══ Data entries
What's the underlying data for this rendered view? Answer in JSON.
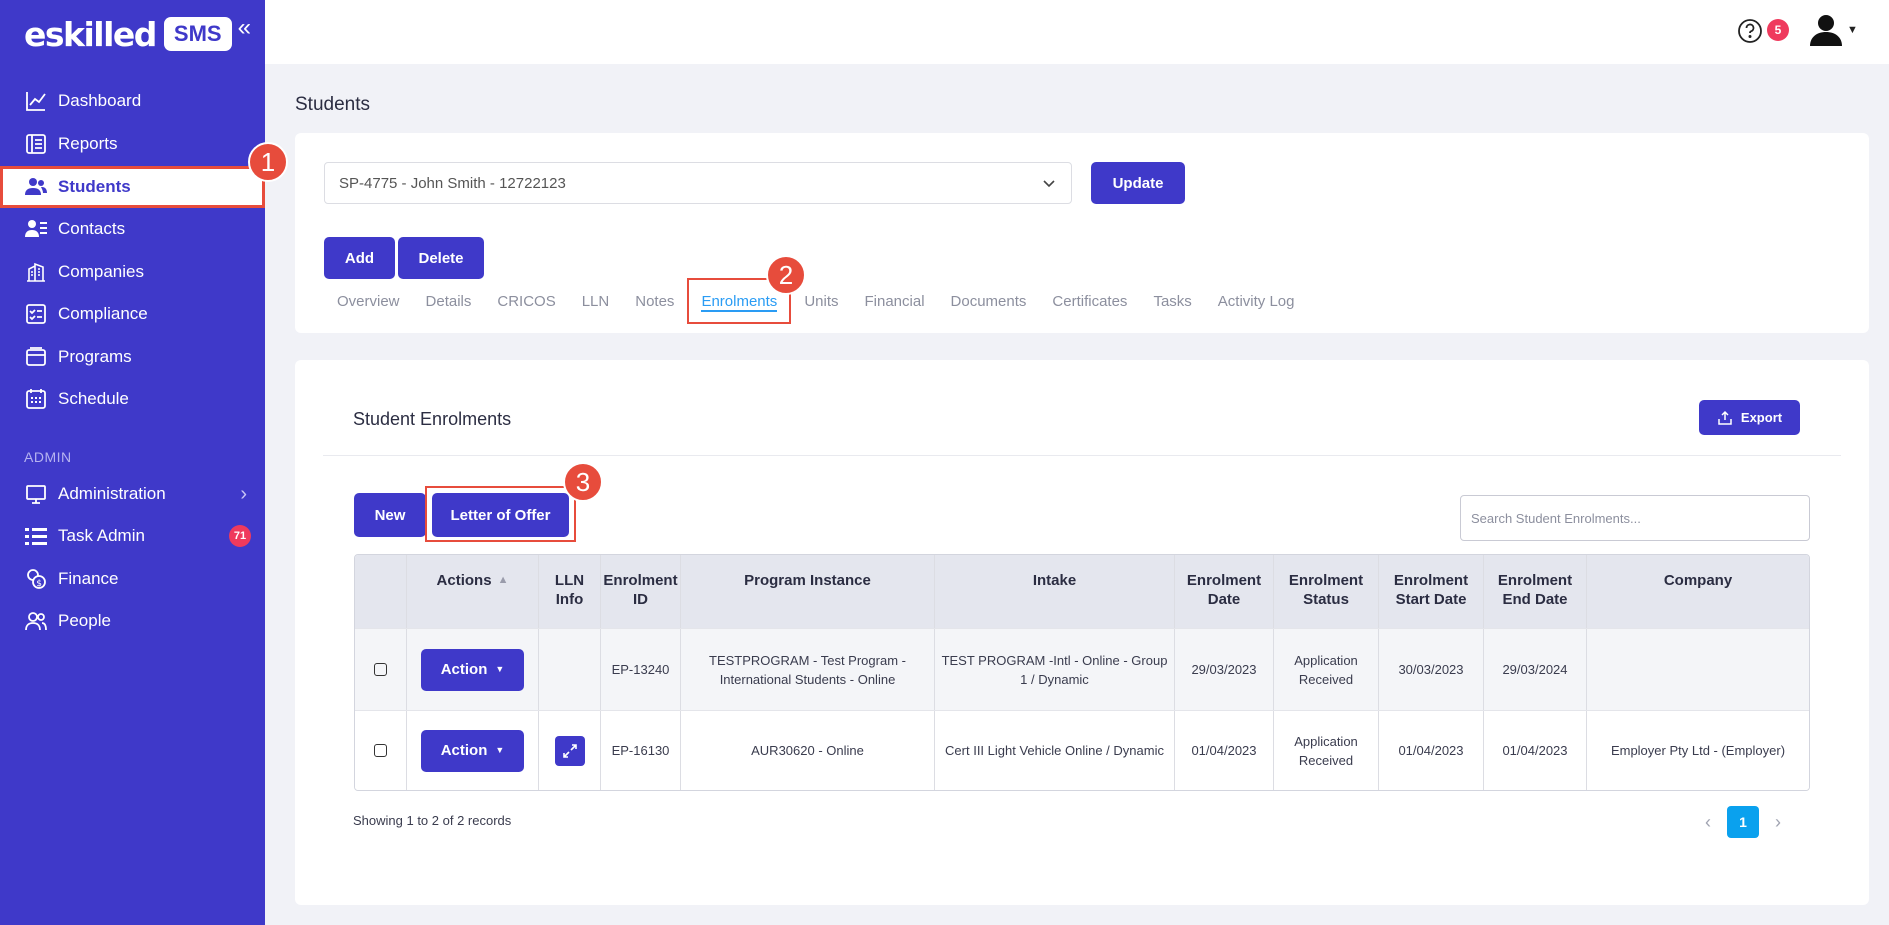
{
  "app": {
    "logo_text": "eskilled",
    "logo_badge": "SMS"
  },
  "sidebar": {
    "items": [
      {
        "label": "Dashboard",
        "icon": "chart-line-icon"
      },
      {
        "label": "Reports",
        "icon": "report-icon"
      },
      {
        "label": "Students",
        "icon": "students-icon",
        "active": true
      },
      {
        "label": "Contacts",
        "icon": "contacts-icon"
      },
      {
        "label": "Companies",
        "icon": "building-icon"
      },
      {
        "label": "Compliance",
        "icon": "checklist-icon"
      },
      {
        "label": "Programs",
        "icon": "programs-icon"
      },
      {
        "label": "Schedule",
        "icon": "calendar-icon"
      }
    ],
    "admin_heading": "ADMIN",
    "admin_items": [
      {
        "label": "Administration",
        "icon": "monitor-icon"
      },
      {
        "label": "Task Admin",
        "icon": "task-list-icon",
        "badge": "71"
      },
      {
        "label": "Finance",
        "icon": "coins-icon"
      },
      {
        "label": "People",
        "icon": "people-icon"
      }
    ]
  },
  "topbar": {
    "notification_count": "5"
  },
  "page": {
    "title": "Students"
  },
  "student_select": {
    "value": "SP-4775 - John Smith - 12722123"
  },
  "buttons": {
    "update": "Update",
    "add": "Add",
    "delete": "Delete"
  },
  "tabs": [
    "Overview",
    "Details",
    "CRICOS",
    "LLN",
    "Notes",
    "Enrolments",
    "Units",
    "Financial",
    "Documents",
    "Certificates",
    "Tasks",
    "Activity Log"
  ],
  "active_tab": "Enrolments",
  "enrolments": {
    "title": "Student Enrolments",
    "export_label": "Export",
    "new_label": "New",
    "letter_label": "Letter of Offer",
    "search_placeholder": "Search Student Enrolments...",
    "columns": {
      "actions": "Actions",
      "lln": "LLN Info",
      "id": "Enrolment ID",
      "program": "Program Instance",
      "intake": "Intake",
      "date": "Enrolment Date",
      "status": "Enrolment Status",
      "start": "Enrolment Start Date",
      "end": "Enrolment End Date",
      "company": "Company"
    },
    "rows": [
      {
        "action": "Action",
        "id": "EP-13240",
        "program": "TESTPROGRAM - Test Program - International Students - Online",
        "intake": "TEST PROGRAM -Intl - Online - Group 1 / Dynamic",
        "date": "29/03/2023",
        "status": "Application Received",
        "start": "30/03/2023",
        "end": "29/03/2024",
        "company": ""
      },
      {
        "action": "Action",
        "id": "EP-16130",
        "program": "AUR30620 - Online",
        "intake": "Cert III Light Vehicle Online / Dynamic",
        "date": "01/04/2023",
        "status": "Application Received",
        "start": "01/04/2023",
        "end": "01/04/2023",
        "company": "Employer Pty Ltd - (Employer)"
      }
    ],
    "footer": "Showing 1 to 2 of 2 records",
    "current_page": "1"
  },
  "callouts": [
    "1",
    "2",
    "3"
  ],
  "colors": {
    "primary": "#3f39c9",
    "highlight": "#e74c3c",
    "tab_active": "#2a9cf4",
    "badge": "#ef3a5d"
  }
}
════
▶ _What you have to do_: Give solely the number of lines in the data that contain the string "intake".

▶ _Task solution_: 3